▸ WRITTEN TASK
Go through the data below. Pull out every line that has the word "glyph".
:: SUPPLIED DATA ::
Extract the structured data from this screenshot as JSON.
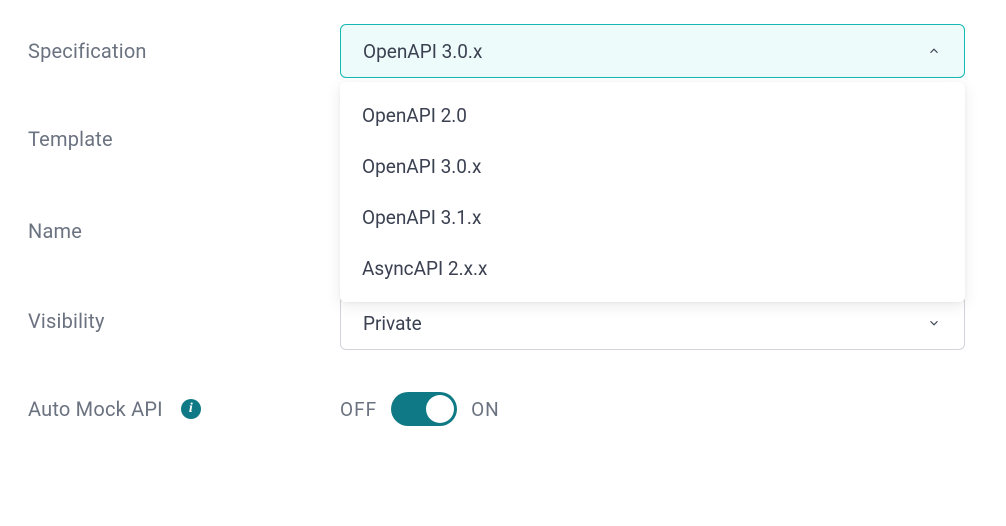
{
  "fields": {
    "specification": {
      "label": "Specification",
      "selected": "OpenAPI 3.0.x",
      "options": [
        "OpenAPI 2.0",
        "OpenAPI 3.0.x",
        "OpenAPI 3.1.x",
        "AsyncAPI 2.x.x"
      ],
      "expanded": true
    },
    "template": {
      "label": "Template"
    },
    "name": {
      "label": "Name"
    },
    "visibility": {
      "label": "Visibility",
      "selected": "Private"
    },
    "autoMock": {
      "label": "Auto Mock API",
      "offLabel": "OFF",
      "onLabel": "ON",
      "value": true
    }
  },
  "colors": {
    "accent": "#0f7a85",
    "selectOpenBorder": "#14b8b3",
    "selectOpenBg": "#eefbfb"
  }
}
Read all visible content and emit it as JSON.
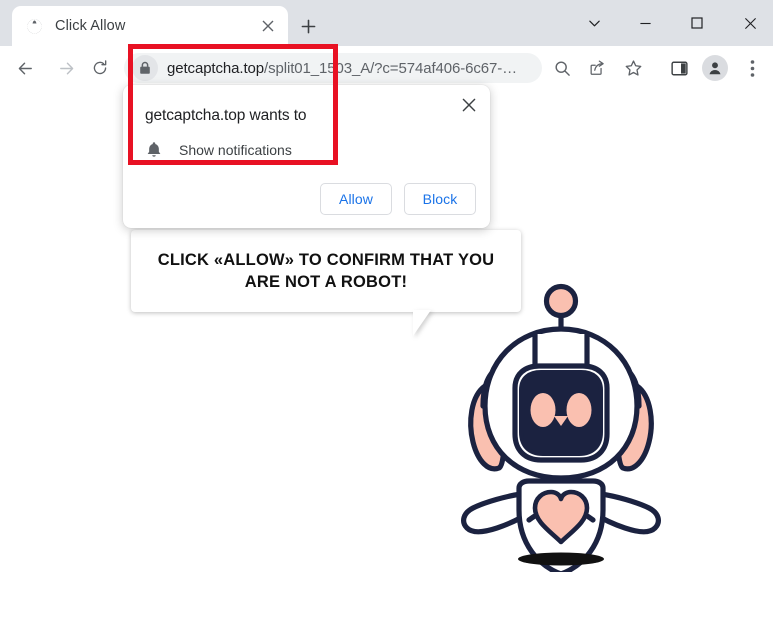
{
  "window": {
    "controls": [
      {
        "name": "tab-search",
        "glyph": "chevron-down-icon"
      },
      {
        "name": "minimize",
        "glyph": "minimize-icon"
      },
      {
        "name": "maximize",
        "glyph": "maximize-icon"
      },
      {
        "name": "close",
        "glyph": "close-icon"
      }
    ]
  },
  "tab": {
    "title": "Click Allow",
    "favicon": "globe-icon",
    "close_label": "×",
    "new_tab_label": "+"
  },
  "toolbar": {
    "back": "back-arrow-icon",
    "forward": "forward-arrow-icon",
    "reload": "reload-icon",
    "omnibox": {
      "lock_icon": "lock-icon",
      "url_host": "getcaptcha.top",
      "url_path": "/split01_1503_A/?c=574af406-6c67-…",
      "full_url": "getcaptcha.top/split01_1503_A/?c=574af406-6c67-…"
    },
    "icons": [
      "search-icon",
      "share-icon",
      "bookmark-star-icon",
      "side-panel-icon",
      "profile-avatar-icon",
      "three-dot-menu-icon"
    ]
  },
  "permission_dialog": {
    "heading": "getcaptcha.top wants to",
    "permission_icon": "bell-icon",
    "permission_label": "Show notifications",
    "close_label": "✕",
    "allow_label": "Allow",
    "block_label": "Block",
    "accent_color": "#1a73e8"
  },
  "highlight": {
    "color": "#e81123",
    "target": "address-bar-and-permission-prompt"
  },
  "speech_bubble": {
    "line1": "CLICK «ALLOW» TO CONFIRM THAT YOU",
    "line2": "ARE NOT A ROBOT!",
    "text": "CLICK «ALLOW» TO CONFIRM THAT YOU ARE NOT A ROBOT!"
  },
  "robot": {
    "name": "robot-mascot",
    "outline_color": "#1b2240",
    "accent_color": "#fac0b0",
    "body_color": "#ffffff",
    "shadow_color": "#111111"
  }
}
:::
▸ OUTPUT OF THE EXERCISE
        "glyph": "chevron-down-icon"
        "glyph": "minimize-icon"
        "glyph": "maximize-icon"
        "glyph": "close-icon"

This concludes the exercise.